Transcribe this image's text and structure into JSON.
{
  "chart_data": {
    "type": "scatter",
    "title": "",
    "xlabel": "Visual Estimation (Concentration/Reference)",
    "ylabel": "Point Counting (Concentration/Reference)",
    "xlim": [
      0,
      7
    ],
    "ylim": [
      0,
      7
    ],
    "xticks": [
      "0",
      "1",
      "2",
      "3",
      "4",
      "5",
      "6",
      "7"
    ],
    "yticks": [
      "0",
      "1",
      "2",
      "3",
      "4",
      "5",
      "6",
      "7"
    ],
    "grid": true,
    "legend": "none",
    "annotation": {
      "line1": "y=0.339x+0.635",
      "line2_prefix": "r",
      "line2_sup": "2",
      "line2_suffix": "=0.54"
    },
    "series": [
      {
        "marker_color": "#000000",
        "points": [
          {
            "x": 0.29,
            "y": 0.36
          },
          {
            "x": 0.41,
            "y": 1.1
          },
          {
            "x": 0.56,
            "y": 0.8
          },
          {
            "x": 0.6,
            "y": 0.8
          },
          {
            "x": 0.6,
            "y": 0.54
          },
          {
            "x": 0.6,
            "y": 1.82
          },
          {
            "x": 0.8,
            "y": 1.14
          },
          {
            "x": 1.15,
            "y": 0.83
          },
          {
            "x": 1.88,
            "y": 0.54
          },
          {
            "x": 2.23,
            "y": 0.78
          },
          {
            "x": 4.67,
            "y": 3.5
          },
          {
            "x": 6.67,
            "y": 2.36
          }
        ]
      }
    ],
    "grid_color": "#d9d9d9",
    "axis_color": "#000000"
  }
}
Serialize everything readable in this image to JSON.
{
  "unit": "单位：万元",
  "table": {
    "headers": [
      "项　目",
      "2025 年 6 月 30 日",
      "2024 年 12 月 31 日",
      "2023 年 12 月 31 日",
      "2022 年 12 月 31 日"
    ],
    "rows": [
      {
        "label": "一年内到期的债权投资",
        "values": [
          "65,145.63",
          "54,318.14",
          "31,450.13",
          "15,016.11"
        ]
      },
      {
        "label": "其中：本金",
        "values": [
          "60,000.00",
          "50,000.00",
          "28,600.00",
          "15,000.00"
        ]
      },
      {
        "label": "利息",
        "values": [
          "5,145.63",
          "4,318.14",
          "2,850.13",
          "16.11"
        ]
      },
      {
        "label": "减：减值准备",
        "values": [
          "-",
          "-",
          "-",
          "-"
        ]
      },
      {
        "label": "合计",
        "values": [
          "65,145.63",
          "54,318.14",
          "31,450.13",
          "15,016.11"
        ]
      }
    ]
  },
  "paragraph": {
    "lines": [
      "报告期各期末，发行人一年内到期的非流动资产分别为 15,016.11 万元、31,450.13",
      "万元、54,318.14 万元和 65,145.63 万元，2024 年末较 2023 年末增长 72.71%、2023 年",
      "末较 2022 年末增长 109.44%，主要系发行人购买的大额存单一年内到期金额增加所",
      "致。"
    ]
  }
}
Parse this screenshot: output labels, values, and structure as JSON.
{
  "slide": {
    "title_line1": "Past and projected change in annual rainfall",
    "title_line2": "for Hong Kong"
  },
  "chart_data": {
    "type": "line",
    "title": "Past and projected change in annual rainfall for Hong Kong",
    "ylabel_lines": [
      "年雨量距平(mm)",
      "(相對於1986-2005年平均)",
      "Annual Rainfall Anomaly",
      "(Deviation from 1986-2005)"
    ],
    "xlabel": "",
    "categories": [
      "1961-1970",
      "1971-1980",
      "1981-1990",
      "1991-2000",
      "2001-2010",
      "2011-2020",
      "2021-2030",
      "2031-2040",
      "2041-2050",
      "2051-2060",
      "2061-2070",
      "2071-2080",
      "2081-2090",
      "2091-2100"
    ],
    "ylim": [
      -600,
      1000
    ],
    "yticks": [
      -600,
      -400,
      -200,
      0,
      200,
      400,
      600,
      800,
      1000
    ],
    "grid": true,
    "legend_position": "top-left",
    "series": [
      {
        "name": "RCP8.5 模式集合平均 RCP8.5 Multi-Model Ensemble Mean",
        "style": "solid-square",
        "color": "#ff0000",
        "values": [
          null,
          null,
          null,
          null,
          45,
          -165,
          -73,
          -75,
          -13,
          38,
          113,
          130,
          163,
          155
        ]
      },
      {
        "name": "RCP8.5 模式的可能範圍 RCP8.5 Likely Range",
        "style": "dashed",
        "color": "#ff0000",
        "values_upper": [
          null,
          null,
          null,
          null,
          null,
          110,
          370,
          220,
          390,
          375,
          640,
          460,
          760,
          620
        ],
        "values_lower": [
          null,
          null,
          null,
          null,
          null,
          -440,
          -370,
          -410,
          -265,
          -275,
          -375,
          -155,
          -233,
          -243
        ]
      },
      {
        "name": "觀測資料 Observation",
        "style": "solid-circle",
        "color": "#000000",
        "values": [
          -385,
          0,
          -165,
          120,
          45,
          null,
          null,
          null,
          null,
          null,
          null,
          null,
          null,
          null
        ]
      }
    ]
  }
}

◆ ◆ ◆

## EXERCISE AIM
Print the listing above in full, exactly as it is.

## RIGHT ANSWER
Transcribe this image's text and structure into JSON.
{
  "chart_data": {
    "type": "scatter",
    "title": "",
    "xlabel": "Visual Estimation (Concentration/Reference)",
    "ylabel": "Point Counting (Concentration/Reference)",
    "xlim": [
      0,
      7
    ],
    "ylim": [
      0,
      7
    ],
    "xticks": [
      "0",
      "1",
      "2",
      "3",
      "4",
      "5",
      "6",
      "7"
    ],
    "yticks": [
      "0",
      "1",
      "2",
      "3",
      "4",
      "5",
      "6",
      "7"
    ],
    "grid": true,
    "legend": "none",
    "annotation": {
      "line1": "y=0.339x+0.635",
      "line2_prefix": "r",
      "line2_sup": "2",
      "line2_suffix": "=0.54"
    },
    "series": [
      {
        "marker_color": "#000000",
        "points": [
          {
            "x": 0.29,
            "y": 0.36
          },
          {
            "x": 0.41,
            "y": 1.1
          },
          {
            "x": 0.56,
            "y": 0.8
          },
          {
            "x": 0.6,
            "y": 0.8
          },
          {
            "x": 0.6,
            "y": 0.54
          },
          {
            "x": 0.6,
            "y": 1.82
          },
          {
            "x": 0.8,
            "y": 1.14
          },
          {
            "x": 1.15,
            "y": 0.83
          },
          {
            "x": 1.88,
            "y": 0.54
          },
          {
            "x": 2.23,
            "y": 0.78
          },
          {
            "x": 4.67,
            "y": 3.5
          },
          {
            "x": 6.67,
            "y": 2.36
          }
        ]
      }
    ],
    "grid_color": "#d9d9d9",
    "axis_color": "#000000"
  }
}
Serialize everything readable in this image to JSON.
{
  "unit": "单位：万元",
  "table": {
    "headers": [
      "项　目",
      "2025 年 6 月 30 日",
      "2024 年 12 月 31 日",
      "2023 年 12 月 31 日",
      "2022 年 12 月 31 日"
    ],
    "rows": [
      {
        "label": "一年内到期的债权投资",
        "values": [
          "65,145.63",
          "54,318.14",
          "31,450.13",
          "15,016.11"
        ]
      },
      {
        "label": "其中：本金",
        "values": [
          "60,000.00",
          "50,000.00",
          "28,600.00",
          "15,000.00"
        ]
      },
      {
        "label": "利息",
        "values": [
          "5,145.63",
          "4,318.14",
          "2,850.13",
          "16.11"
        ]
      },
      {
        "label": "减：减值准备",
        "values": [
          "-",
          "-",
          "-",
          "-"
        ]
      },
      {
        "label": "合计",
        "values": [
          "65,145.63",
          "54,318.14",
          "31,450.13",
          "15,016.11"
        ]
      }
    ]
  },
  "paragraph": {
    "lines": [
      "报告期各期末，发行人一年内到期的非流动资产分别为 15,016.11 万元、31,450.13",
      "万元、54,318.14 万元和 65,145.63 万元，2024 年末较 2023 年末增长 72.71%、2023 年",
      "末较 2022 年末增长 109.44%，主要系发行人购买的大额存单一年内到期金额增加所",
      "致。"
    ]
  }
}
Parse this screenshot: output labels, values, and structure as JSON.
{
  "slide": {
    "title_line1": "Past and projected change in annual rainfall",
    "title_line2": "for Hong Kong"
  },
  "chart_data": {
    "type": "line",
    "title": "Past and projected change in annual rainfall for Hong Kong",
    "ylabel_lines": [
      "年雨量距平(mm)",
      "(相對於1986-2005年平均)",
      "Annual Rainfall Anomaly",
      "(Deviation from 1986-2005)"
    ],
    "xlabel": "",
    "categories": [
      "1961-1970",
      "1971-1980",
      "1981-1990",
      "1991-2000",
      "2001-2010",
      "2011-2020",
      "2021-2030",
      "2031-2040",
      "2041-2050",
      "2051-2060",
      "2061-2070",
      "2071-2080",
      "2081-2090",
      "2091-2100"
    ],
    "ylim": [
      -600,
      1000
    ],
    "yticks": [
      -600,
      -400,
      -200,
      0,
      200,
      400,
      600,
      800,
      1000
    ],
    "grid": true,
    "legend_position": "top-left",
    "series": [
      {
        "name": "RCP8.5 模式集合平均 RCP8.5 Multi-Model Ensemble Mean",
        "style": "solid-square",
        "color": "#ff0000",
        "values": [
          null,
          null,
          null,
          null,
          45,
          -165,
          -73,
          -75,
          -13,
          38,
          113,
          130,
          163,
          155
        ]
      },
      {
        "name": "RCP8.5 模式的可能範圍 RCP8.5 Likely Range",
        "style": "dashed",
        "color": "#ff0000",
        "values_upper": [
          null,
          null,
          null,
          null,
          null,
          110,
          370,
          220,
          390,
          375,
          640,
          460,
          760,
          620
        ],
        "values_lower": [
          null,
          null,
          null,
          null,
          null,
          -440,
          -370,
          -410,
          -265,
          -275,
          -375,
          -155,
          -233,
          -243
        ]
      },
      {
        "name": "觀測資料 Observation",
        "style": "solid-circle",
        "color": "#000000",
        "values": [
          -385,
          0,
          -165,
          120,
          45,
          null,
          null,
          null,
          null,
          null,
          null,
          null,
          null,
          null
        ]
      }
    ]
  }
}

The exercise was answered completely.